--- begin SUPPLIED MATERIAL ---

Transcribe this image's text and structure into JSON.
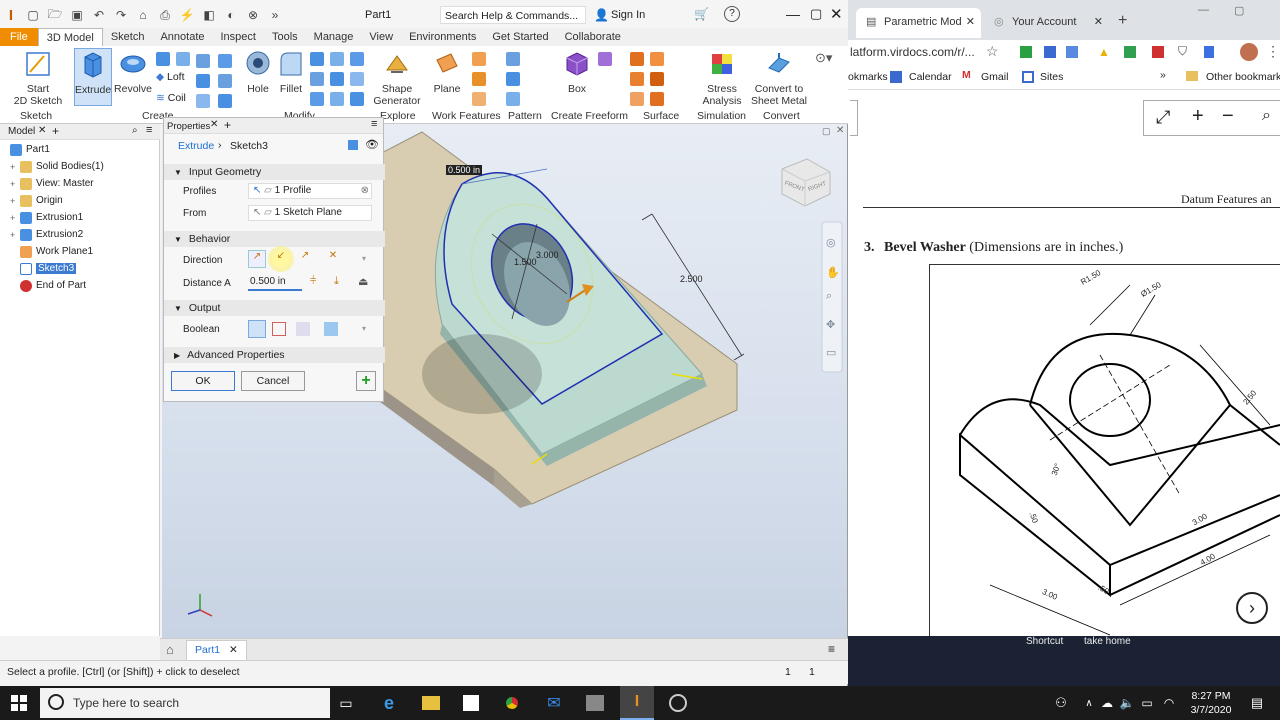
{
  "inventor": {
    "doc_title": "Part1",
    "search_placeholder": "Search Help & Commands...",
    "sign_in": "Sign In",
    "tabs": [
      "File",
      "3D Model",
      "Sketch",
      "Annotate",
      "Inspect",
      "Tools",
      "Manage",
      "View",
      "Environments",
      "Get Started",
      "Collaborate"
    ],
    "ribbon": {
      "start_sketch": "Start\n2D Sketch",
      "start_sketch_l1": "Start",
      "start_sketch_l2": "2D Sketch",
      "extrude": "Extrude",
      "revolve": "Revolve",
      "loft": "Loft",
      "coil": "Coil",
      "hole": "Hole",
      "fillet": "Fillet",
      "shape_gen_l1": "Shape",
      "shape_gen_l2": "Generator",
      "plane": "Plane",
      "box": "Box",
      "stress_l1": "Stress",
      "stress_l2": "Analysis",
      "convert_l1": "Convert to",
      "convert_l2": "Sheet Metal",
      "groups": [
        "Sketch",
        "Create",
        "Modify",
        "Explore",
        "Work Features",
        "Pattern",
        "Create Freeform",
        "Surface",
        "Simulation",
        "Convert"
      ]
    },
    "browser": {
      "title": "Model",
      "items": [
        "Part1",
        "Solid Bodies(1)",
        "View: Master",
        "Origin",
        "Extrusion1",
        "Extrusion2",
        "Work Plane1",
        "Sketch3",
        "End of Part"
      ]
    },
    "props": {
      "title": "Properties",
      "breadcrumb_feature": "Extrude",
      "breadcrumb_sketch": "Sketch3",
      "input_geometry": "Input Geometry",
      "profiles_label": "Profiles",
      "profiles_value": "1 Profile",
      "from_label": "From",
      "from_value": "1 Sketch Plane",
      "behavior": "Behavior",
      "direction_label": "Direction",
      "distance_label": "Distance A",
      "distance_value": "0.500 in",
      "output": "Output",
      "boolean_label": "Boolean",
      "advanced": "Advanced Properties",
      "ok": "OK",
      "cancel": "Cancel"
    },
    "viewport": {
      "dim_top": "0.500 in",
      "dim_right": "2.500",
      "dim_a": "1.500",
      "dim_b": "3.000",
      "viewcube_front": "FRONT",
      "viewcube_right": "RIGHT"
    },
    "doc_tab": "Part1",
    "status_text": "Select a profile. [Ctrl] (or [Shift]) + click to deselect",
    "status_num1": "1",
    "status_num2": "1"
  },
  "chrome": {
    "tab1": "Parametric Mod",
    "tab2": "Your Account",
    "url": "latform.virdocs.com/r/...",
    "bookmarks": [
      "okmarks",
      "Calendar",
      "Gmail",
      "Sites"
    ],
    "other_bookmarks": "Other bookmarks",
    "doc_header": "Datum Features an",
    "problem_number": "3.",
    "problem_title": "Bevel Washer",
    "problem_note": "(Dimensions are in inches.)",
    "drawing_labels": [
      "R1.50",
      "Ø1.50",
      "2.50",
      "3.00",
      "4.00",
      "3.00",
      ".50",
      ".50",
      "30°"
    ],
    "strip_left": "Shortcut",
    "strip_right": "take home"
  },
  "taskbar": {
    "search_placeholder": "Type here to search",
    "time": "8:27 PM",
    "date": "3/7/2020"
  },
  "colors": {
    "file_tab": "#f08c00",
    "accent": "#1e6fd0",
    "part_face": "#b8d8d0"
  }
}
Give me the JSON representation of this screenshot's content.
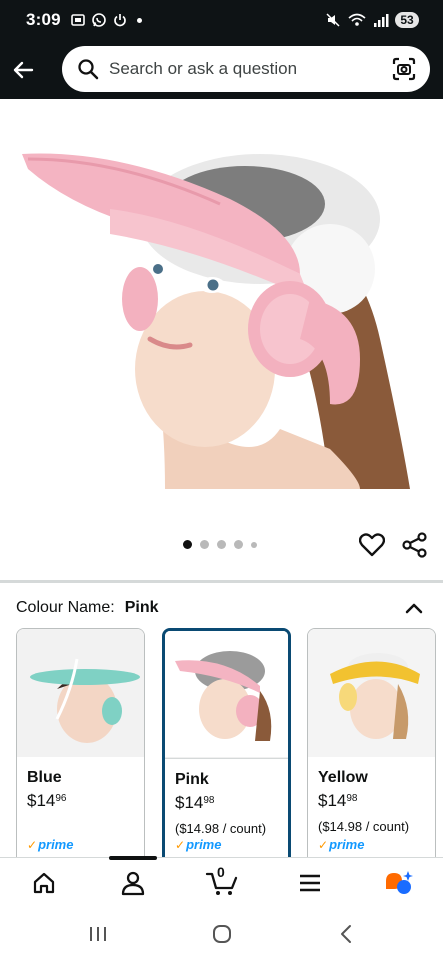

--- end SUPPLIED MATERIAL ---

EXERCISE OBJECTIVE: Repeat the records above exactly, omitting every picture.

COMPLETE RESPONSE:
Transcribe this image's text and structure into JSON.
{
  "inventor": {
    "doc_title": "Part1",
    "search_placeholder": "Search Help & Commands...",
    "sign_in": "Sign In",
    "tabs": [
      "File",
      "3D Model",
      "Sketch",
      "Annotate",
      "Inspect",
      "Tools",
      "Manage",
      "View",
      "Environments",
      "Get Started",
      "Collaborate"
    ],
    "ribbon": {
      "start_sketch": "Start\n2D Sketch",
      "start_sketch_l1": "Start",
      "start_sketch_l2": "2D Sketch",
      "extrude": "Extrude",
      "revolve": "Revolve",
      "loft": "Loft",
      "coil": "Coil",
      "hole": "Hole",
      "fillet": "Fillet",
      "shape_gen_l1": "Shape",
      "shape_gen_l2": "Generator",
      "plane": "Plane",
      "box": "Box",
      "stress_l1": "Stress",
      "stress_l2": "Analysis",
      "convert_l1": "Convert to",
      "convert_l2": "Sheet Metal",
      "groups": [
        "Sketch",
        "Create",
        "Modify",
        "Explore",
        "Work Features",
        "Pattern",
        "Create Freeform",
        "Surface",
        "Simulation",
        "Convert"
      ]
    },
    "browser": {
      "title": "Model",
      "items": [
        "Part1",
        "Solid Bodies(1)",
        "View: Master",
        "Origin",
        "Extrusion1",
        "Extrusion2",
        "Work Plane1",
        "Sketch3",
        "End of Part"
      ]
    },
    "props": {
      "title": "Properties",
      "breadcrumb_feature": "Extrude",
      "breadcrumb_sketch": "Sketch3",
      "input_geometry": "Input Geometry",
      "profiles_label": "Profiles",
      "profiles_value": "1 Profile",
      "from_label": "From",
      "from_value": "1 Sketch Plane",
      "behavior": "Behavior",
      "direction_label": "Direction",
      "distance_label": "Distance A",
      "distance_value": "0.500 in",
      "output": "Output",
      "boolean_label": "Boolean",
      "advanced": "Advanced Properties",
      "ok": "OK",
      "cancel": "Cancel"
    },
    "viewport": {
      "dim_top": "0.500 in",
      "dim_right": "2.500",
      "dim_a": "1.500",
      "dim_b": "3.000",
      "viewcube_front": "FRONT",
      "viewcube_right": "RIGHT"
    },
    "doc_tab": "Part1",
    "status_text": "Select a profile. [Ctrl] (or [Shift]) + click to deselect",
    "status_num1": "1",
    "status_num2": "1"
  },
  "chrome": {
    "tab1": "Parametric Mod",
    "tab2": "Your Account",
    "url": "latform.virdocs.com/r/...",
    "bookmarks": [
      "okmarks",
      "Calendar",
      "Gmail",
      "Sites"
    ],
    "other_bookmarks": "Other bookmarks",
    "doc_header": "Datum Features an",
    "problem_number": "3.",
    "problem_title": "Bevel Washer",
    "problem_note": "(Dimensions are in inches.)",
    "drawing_labels": [
      "R1.50",
      "Ø1.50",
      "2.50",
      "3.00",
      "4.00",
      "3.00",
      ".50",
      ".50",
      "30°"
    ],
    "strip_left": "Shortcut",
    "strip_right": "take home"
  },
  "taskbar": {
    "search_placeholder": "Type here to search",
    "time": "8:27 PM",
    "date": "3/7/2020"
  },
  "colors": {
    "file_tab": "#f08c00",
    "accent": "#1e6fd0",
    "part_face": "#b8d8d0"
  }
}
Give me the JSON representation of this screenshot's content.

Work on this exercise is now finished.